Stored records
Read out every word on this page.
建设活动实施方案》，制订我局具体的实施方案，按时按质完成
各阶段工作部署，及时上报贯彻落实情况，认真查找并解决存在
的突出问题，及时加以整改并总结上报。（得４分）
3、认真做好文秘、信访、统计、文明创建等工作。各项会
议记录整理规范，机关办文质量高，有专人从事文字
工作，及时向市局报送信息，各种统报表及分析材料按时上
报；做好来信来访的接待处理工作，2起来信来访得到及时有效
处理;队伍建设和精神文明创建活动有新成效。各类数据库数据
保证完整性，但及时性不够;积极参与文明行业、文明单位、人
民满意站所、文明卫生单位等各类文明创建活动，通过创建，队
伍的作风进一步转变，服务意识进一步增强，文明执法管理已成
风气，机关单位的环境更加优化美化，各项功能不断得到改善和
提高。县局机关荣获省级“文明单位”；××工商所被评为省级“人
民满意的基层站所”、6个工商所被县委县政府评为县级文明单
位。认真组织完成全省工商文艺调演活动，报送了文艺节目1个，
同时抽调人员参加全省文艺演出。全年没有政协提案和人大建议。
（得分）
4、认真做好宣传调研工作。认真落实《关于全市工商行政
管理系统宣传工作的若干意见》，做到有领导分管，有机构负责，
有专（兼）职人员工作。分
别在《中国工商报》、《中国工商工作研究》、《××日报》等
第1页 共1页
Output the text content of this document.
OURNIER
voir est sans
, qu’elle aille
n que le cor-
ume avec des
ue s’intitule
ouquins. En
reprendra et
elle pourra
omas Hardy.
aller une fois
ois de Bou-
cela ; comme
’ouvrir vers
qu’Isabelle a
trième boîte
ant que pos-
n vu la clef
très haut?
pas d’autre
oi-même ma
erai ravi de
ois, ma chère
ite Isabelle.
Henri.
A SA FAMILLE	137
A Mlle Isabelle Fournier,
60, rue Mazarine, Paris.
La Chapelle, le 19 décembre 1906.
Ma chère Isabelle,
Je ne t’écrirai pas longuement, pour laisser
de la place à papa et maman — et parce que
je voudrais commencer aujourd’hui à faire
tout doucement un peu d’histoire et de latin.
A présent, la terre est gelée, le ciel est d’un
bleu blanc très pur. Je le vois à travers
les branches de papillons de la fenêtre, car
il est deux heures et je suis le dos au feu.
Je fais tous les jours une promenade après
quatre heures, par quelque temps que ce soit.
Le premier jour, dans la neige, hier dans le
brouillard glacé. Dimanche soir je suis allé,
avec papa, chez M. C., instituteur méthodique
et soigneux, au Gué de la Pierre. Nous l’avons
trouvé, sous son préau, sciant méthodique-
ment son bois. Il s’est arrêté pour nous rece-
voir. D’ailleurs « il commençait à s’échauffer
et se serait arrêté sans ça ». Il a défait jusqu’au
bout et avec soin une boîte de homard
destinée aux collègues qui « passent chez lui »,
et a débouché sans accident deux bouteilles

## Aim of the exercise:
Output every entry shown above, exactly.

## Expected answer:
Read out every word on this page.
建设活动实施方案》，制订我局具体的实施方案，按时按质完成
各阶段工作部署，及时上报贯彻落实情况，认真查找并解决存在
的突出问题，及时加以整改并总结上报。（得４分）
3、认真做好文秘、信访、统计、文明创建等工作。各项会
议记录整理规范，机关办文质量高，有专人从事文字
工作，及时向市局报送信息，各种统报表及分析材料按时上
报；做好来信来访的接待处理工作，2起来信来访得到及时有效
处理;队伍建设和精神文明创建活动有新成效。各类数据库数据
保证完整性，但及时性不够;积极参与文明行业、文明单位、人
民满意站所、文明卫生单位等各类文明创建活动，通过创建，队
伍的作风进一步转变，服务意识进一步增强，文明执法管理已成
风气，机关单位的环境更加优化美化，各项功能不断得到改善和
提高。县局机关荣获省级“文明单位”；××工商所被评为省级“人
民满意的基层站所”、6个工商所被县委县政府评为县级文明单
位。认真组织完成全省工商文艺调演活动，报送了文艺节目1个，
同时抽调人员参加全省文艺演出。全年没有政协提案和人大建议。
（得分）
4、认真做好宣传调研工作。认真落实《关于全市工商行政
管理系统宣传工作的若干意见》，做到有领导分管，有机构负责，
有专（兼）职人员工作。分
别在《中国工商报》、《中国工商工作研究》、《××日报》等
第1页 共1页
Output the text content of this document.
OURNIER
voir est sans
, qu’elle aille
n que le cor-
ume avec des
ue s’intitule
ouquins. En
reprendra et
elle pourra
omas Hardy.
aller une fois
ois de Bou-
cela ; comme
’ouvrir vers
qu’Isabelle a
trième boîte
ant que pos-
n vu la clef
très haut?
pas d’autre
oi-même ma
erai ravi de
ois, ma chère
ite Isabelle.
Henri.
A SA FAMILLE	137
A Mlle Isabelle Fournier,
60, rue Mazarine, Paris.
La Chapelle, le 19 décembre 1906.
Ma chère Isabelle,
Je ne t’écrirai pas longuement, pour laisser
de la place à papa et maman — et parce que
je voudrais commencer aujourd’hui à faire
tout doucement un peu d’histoire et de latin.
A présent, la terre est gelée, le ciel est d’un
bleu blanc très pur. Je le vois à travers
les branches de papillons de la fenêtre, car
il est deux heures et je suis le dos au feu.
Je fais tous les jours une promenade après
quatre heures, par quelque temps que ce soit.
Le premier jour, dans la neige, hier dans le
brouillard glacé. Dimanche soir je suis allé,
avec papa, chez M. C., instituteur méthodique
et soigneux, au Gué de la Pierre. Nous l’avons
trouvé, sous son préau, sciant méthodique-
ment son bois. Il s’est arrêté pour nous rece-
voir. D’ailleurs « il commençait à s’échauffer
et se serait arrêté sans ça ». Il a défait jusqu’au
bout et avec soin une boîte de homard
destinée aux collègues qui « passent chez lui »,
et a débouché sans accident deux bouteilles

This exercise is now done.